= Dataset records =
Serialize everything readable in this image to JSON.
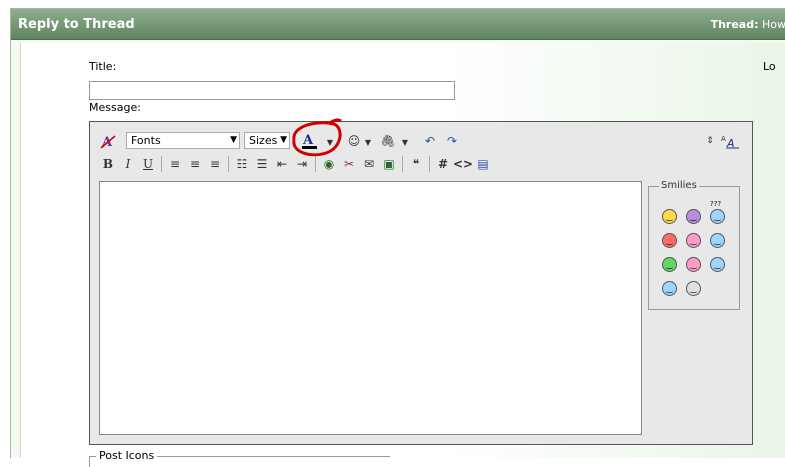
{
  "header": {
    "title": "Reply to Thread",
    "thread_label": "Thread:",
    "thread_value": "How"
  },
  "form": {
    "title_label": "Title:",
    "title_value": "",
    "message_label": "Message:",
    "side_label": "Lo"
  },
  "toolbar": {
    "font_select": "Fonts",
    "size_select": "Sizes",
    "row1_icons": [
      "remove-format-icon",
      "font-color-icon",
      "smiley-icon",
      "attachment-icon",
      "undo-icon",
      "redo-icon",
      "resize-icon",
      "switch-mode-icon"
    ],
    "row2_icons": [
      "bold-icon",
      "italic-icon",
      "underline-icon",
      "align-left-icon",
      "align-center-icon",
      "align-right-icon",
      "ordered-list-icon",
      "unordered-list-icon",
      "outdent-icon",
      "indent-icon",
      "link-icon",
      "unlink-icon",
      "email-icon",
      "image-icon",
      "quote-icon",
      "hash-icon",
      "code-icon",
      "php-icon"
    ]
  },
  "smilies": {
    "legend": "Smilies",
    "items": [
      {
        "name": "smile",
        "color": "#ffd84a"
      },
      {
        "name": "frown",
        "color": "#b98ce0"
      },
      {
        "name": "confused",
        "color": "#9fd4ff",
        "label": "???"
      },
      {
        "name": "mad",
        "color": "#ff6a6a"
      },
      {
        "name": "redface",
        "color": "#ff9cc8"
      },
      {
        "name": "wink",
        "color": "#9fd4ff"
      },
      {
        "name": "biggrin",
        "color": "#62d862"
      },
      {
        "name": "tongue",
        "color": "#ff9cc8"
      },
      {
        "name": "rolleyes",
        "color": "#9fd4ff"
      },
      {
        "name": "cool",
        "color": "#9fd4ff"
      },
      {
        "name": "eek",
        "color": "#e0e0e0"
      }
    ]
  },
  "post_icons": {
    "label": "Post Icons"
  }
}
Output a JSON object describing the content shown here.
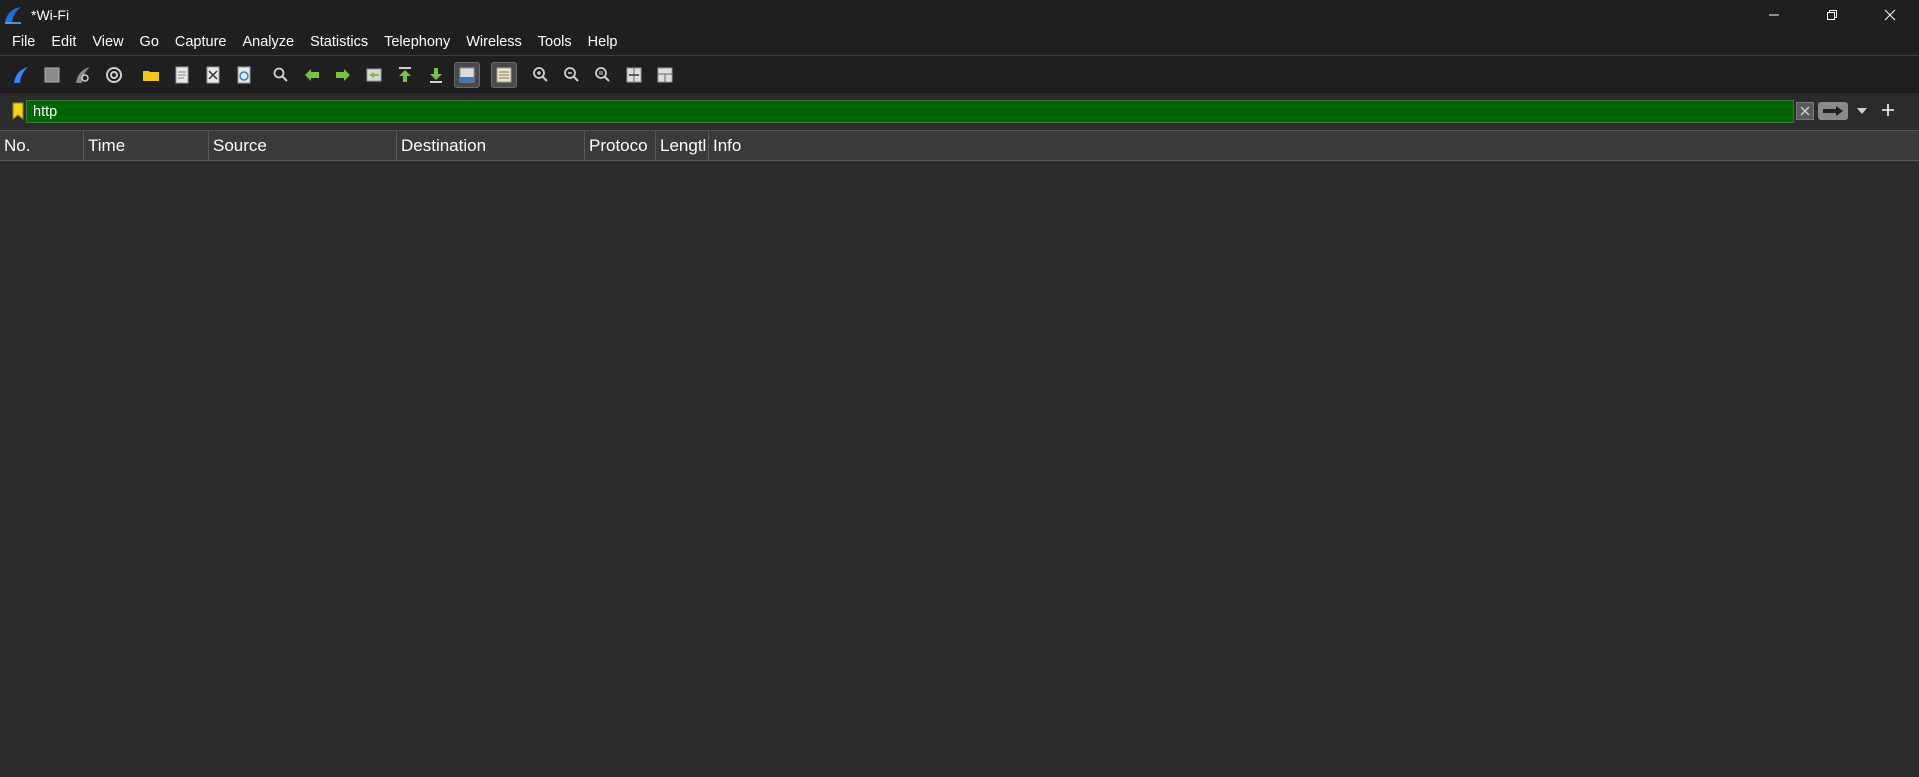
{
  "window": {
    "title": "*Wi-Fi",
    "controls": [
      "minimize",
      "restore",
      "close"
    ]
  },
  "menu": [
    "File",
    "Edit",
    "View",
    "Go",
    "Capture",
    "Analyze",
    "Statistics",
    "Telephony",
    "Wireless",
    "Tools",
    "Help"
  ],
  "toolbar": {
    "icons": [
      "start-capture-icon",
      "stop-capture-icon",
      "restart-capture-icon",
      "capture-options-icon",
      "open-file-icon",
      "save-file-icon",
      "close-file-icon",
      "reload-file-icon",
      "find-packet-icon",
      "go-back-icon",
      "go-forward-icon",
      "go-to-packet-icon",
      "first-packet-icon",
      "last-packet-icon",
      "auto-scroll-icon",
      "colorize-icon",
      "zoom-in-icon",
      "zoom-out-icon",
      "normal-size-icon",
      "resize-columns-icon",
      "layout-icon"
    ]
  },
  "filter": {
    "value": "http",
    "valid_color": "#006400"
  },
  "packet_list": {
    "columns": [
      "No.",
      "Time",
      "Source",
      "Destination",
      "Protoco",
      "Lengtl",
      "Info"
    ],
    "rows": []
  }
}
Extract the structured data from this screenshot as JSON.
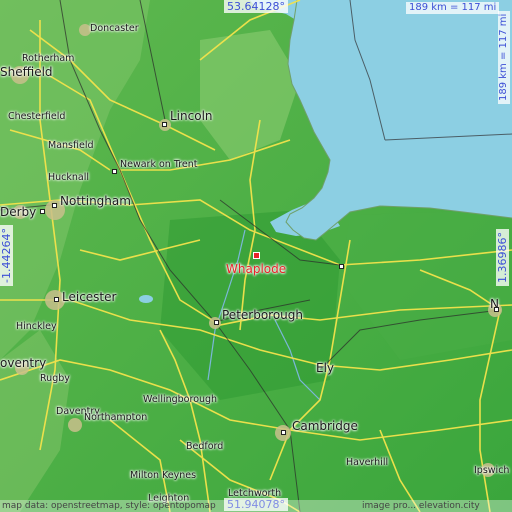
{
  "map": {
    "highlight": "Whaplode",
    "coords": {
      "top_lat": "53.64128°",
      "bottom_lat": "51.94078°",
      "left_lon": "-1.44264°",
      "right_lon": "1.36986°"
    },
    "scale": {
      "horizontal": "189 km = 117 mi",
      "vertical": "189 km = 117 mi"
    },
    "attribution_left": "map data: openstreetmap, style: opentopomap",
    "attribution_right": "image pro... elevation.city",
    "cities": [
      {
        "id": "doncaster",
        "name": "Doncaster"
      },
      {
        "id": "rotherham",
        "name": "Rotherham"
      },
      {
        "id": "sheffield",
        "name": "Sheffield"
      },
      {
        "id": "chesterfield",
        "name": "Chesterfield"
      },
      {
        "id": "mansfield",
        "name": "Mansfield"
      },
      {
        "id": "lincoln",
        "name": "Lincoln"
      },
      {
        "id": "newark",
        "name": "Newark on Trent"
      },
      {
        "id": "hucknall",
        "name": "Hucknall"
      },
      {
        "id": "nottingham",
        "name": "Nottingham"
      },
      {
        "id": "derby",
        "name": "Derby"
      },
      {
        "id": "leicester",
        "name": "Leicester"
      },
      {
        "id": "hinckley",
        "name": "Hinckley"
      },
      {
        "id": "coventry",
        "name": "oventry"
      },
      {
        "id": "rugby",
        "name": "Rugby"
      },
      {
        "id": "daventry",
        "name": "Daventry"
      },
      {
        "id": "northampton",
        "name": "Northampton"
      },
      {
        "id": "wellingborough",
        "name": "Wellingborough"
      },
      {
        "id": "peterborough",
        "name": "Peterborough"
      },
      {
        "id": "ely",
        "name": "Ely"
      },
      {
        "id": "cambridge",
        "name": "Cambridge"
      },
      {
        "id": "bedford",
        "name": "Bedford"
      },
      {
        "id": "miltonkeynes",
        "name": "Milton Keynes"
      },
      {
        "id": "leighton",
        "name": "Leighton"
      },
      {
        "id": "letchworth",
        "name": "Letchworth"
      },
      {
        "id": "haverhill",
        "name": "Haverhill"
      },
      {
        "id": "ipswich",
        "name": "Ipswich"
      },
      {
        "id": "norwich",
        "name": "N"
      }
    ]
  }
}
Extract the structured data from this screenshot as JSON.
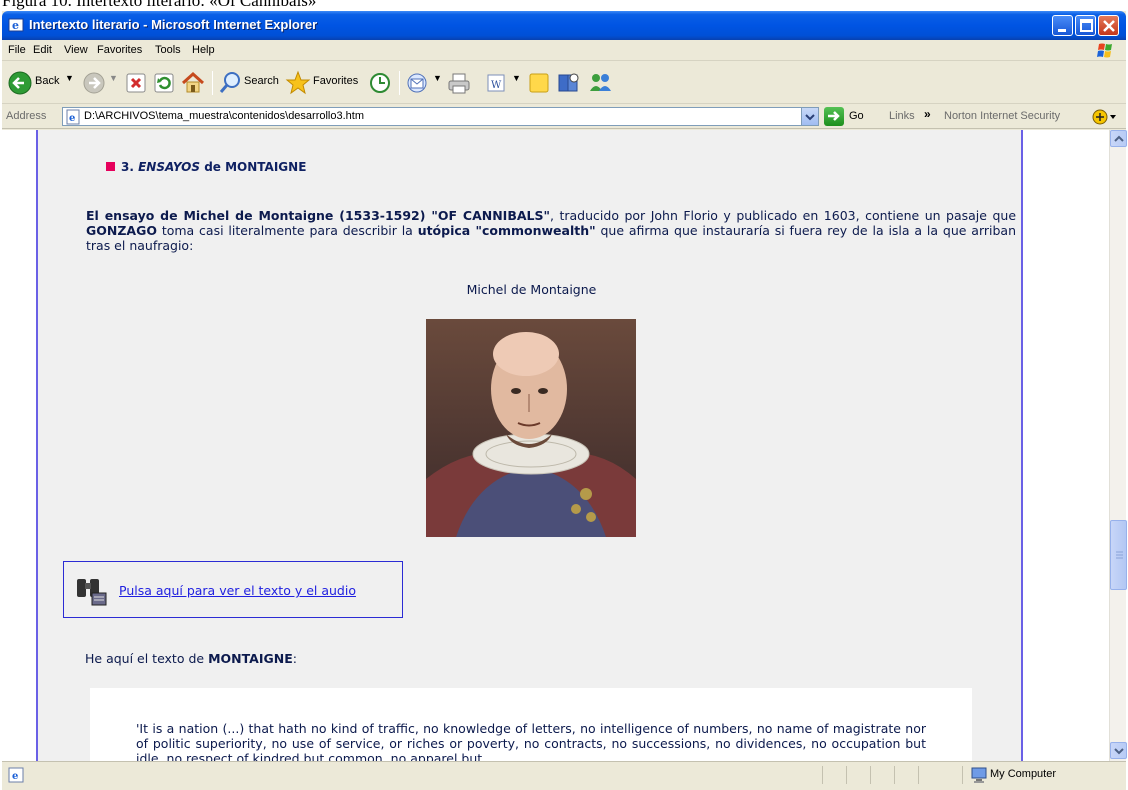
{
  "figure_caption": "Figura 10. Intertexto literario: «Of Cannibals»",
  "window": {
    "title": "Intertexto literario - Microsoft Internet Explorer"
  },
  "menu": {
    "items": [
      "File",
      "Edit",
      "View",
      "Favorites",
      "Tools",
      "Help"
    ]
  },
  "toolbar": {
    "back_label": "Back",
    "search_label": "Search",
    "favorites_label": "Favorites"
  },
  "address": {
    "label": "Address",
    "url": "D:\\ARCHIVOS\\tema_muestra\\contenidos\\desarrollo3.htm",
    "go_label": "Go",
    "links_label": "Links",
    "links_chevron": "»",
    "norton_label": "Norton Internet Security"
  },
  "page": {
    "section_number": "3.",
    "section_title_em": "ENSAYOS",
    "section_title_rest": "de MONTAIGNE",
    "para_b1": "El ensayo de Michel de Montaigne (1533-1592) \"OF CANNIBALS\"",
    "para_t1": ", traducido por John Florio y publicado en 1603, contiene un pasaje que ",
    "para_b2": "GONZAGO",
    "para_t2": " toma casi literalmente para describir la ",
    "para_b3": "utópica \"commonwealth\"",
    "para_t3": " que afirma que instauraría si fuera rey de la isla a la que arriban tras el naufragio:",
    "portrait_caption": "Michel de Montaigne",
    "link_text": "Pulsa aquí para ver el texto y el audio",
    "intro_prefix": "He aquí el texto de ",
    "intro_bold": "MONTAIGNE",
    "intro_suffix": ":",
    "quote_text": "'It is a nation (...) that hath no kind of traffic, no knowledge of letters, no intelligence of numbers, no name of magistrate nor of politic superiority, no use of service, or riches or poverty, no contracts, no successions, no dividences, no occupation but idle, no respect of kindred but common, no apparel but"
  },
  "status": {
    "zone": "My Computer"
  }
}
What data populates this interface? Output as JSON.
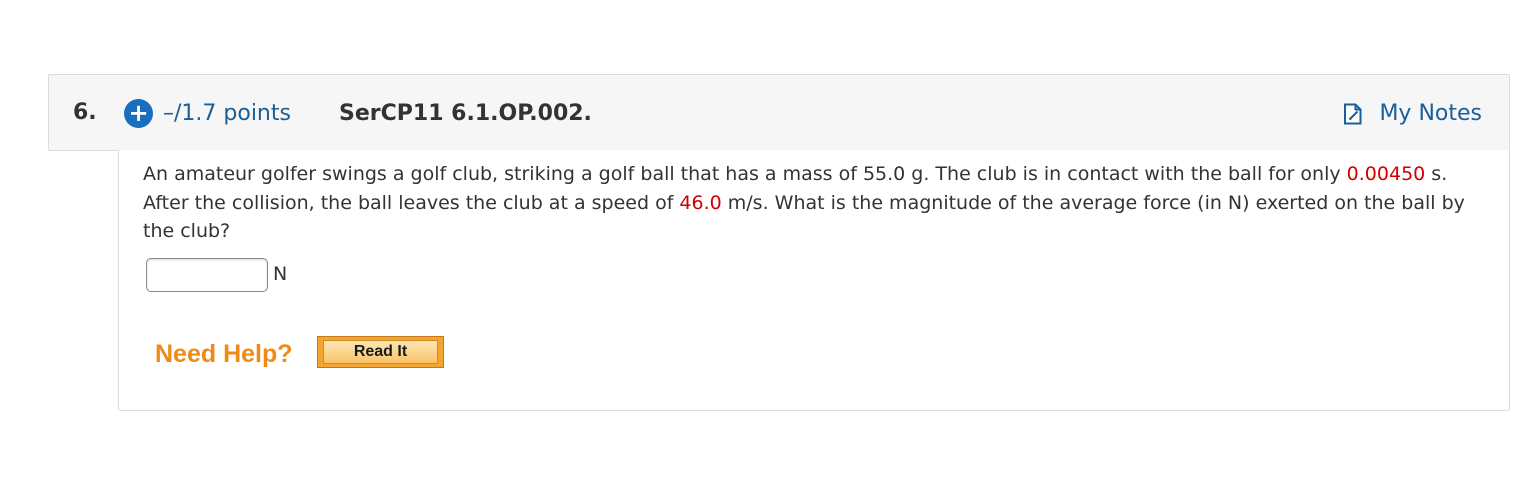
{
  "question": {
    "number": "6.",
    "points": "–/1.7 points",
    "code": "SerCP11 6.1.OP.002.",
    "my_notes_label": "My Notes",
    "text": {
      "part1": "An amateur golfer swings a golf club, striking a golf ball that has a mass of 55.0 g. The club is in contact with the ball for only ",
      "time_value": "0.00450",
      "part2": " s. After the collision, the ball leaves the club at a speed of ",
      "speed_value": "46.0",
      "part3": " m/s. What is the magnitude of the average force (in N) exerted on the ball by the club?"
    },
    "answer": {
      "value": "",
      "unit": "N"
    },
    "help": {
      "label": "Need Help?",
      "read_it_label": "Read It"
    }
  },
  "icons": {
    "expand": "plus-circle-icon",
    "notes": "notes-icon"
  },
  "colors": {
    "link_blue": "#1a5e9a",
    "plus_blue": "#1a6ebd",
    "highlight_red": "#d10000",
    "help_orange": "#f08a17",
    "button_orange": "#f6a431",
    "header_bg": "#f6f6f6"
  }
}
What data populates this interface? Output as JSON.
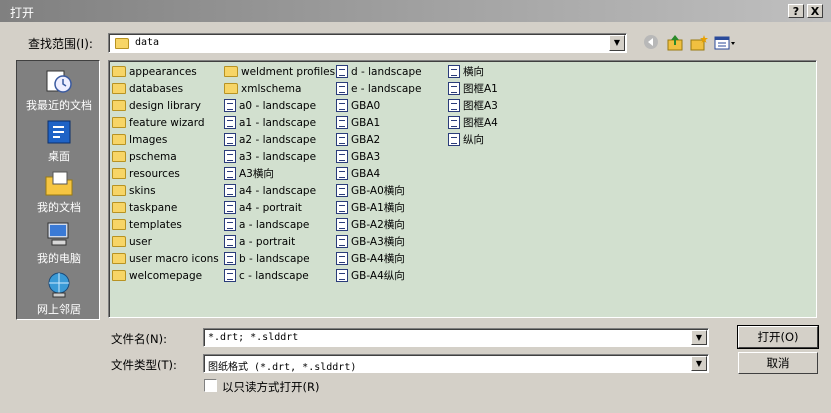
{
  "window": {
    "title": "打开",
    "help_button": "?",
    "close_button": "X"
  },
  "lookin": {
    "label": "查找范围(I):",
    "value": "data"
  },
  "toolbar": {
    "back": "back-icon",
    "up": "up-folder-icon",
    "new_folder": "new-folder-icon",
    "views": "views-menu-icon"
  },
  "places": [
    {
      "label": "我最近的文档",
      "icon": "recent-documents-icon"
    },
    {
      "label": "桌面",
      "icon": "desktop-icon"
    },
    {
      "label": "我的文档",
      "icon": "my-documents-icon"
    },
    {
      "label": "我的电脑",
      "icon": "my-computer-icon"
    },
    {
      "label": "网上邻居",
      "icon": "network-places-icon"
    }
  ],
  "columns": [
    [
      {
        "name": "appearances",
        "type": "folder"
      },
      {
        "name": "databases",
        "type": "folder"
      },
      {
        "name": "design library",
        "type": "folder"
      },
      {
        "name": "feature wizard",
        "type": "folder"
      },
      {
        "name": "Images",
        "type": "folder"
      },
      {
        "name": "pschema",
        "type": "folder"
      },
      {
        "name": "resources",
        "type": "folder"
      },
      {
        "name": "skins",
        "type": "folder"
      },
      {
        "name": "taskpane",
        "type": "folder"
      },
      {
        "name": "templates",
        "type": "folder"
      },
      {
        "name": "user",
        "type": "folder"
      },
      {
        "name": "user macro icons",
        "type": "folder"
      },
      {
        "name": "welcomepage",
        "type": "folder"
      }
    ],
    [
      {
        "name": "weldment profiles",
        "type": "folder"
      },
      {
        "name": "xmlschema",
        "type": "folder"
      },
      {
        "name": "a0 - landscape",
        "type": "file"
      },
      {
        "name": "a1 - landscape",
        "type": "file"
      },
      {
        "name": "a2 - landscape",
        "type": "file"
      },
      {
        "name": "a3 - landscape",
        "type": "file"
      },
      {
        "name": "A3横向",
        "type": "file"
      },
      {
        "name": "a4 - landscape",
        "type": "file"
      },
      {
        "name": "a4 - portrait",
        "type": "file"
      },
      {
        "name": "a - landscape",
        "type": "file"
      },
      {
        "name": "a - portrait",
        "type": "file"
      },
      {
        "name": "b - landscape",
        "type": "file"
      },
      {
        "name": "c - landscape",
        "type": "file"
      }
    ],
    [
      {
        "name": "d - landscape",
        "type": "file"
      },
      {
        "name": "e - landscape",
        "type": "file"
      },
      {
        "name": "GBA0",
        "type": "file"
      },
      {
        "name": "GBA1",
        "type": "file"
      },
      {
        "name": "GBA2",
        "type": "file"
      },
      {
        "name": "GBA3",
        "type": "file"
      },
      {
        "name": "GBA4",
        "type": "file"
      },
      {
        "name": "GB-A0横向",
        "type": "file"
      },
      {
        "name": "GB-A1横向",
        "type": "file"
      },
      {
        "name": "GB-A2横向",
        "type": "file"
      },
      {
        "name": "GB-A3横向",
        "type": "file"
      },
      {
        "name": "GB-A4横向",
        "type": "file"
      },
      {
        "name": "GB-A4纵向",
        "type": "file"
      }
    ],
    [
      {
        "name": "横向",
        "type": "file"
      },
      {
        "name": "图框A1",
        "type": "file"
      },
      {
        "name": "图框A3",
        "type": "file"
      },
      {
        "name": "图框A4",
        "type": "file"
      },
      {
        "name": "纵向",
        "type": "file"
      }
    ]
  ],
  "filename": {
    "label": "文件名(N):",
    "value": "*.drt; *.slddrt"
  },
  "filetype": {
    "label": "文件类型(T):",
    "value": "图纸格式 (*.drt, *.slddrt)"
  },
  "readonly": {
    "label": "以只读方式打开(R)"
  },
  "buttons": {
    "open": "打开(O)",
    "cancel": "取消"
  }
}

= Exercise objective =
Show all lines from the data above in which the word "aquí" appears.

= Task answer =
    "link_text": "Pulsa aquí para ver el texto y el audio",
    "intro_prefix": "He aquí el texto de ",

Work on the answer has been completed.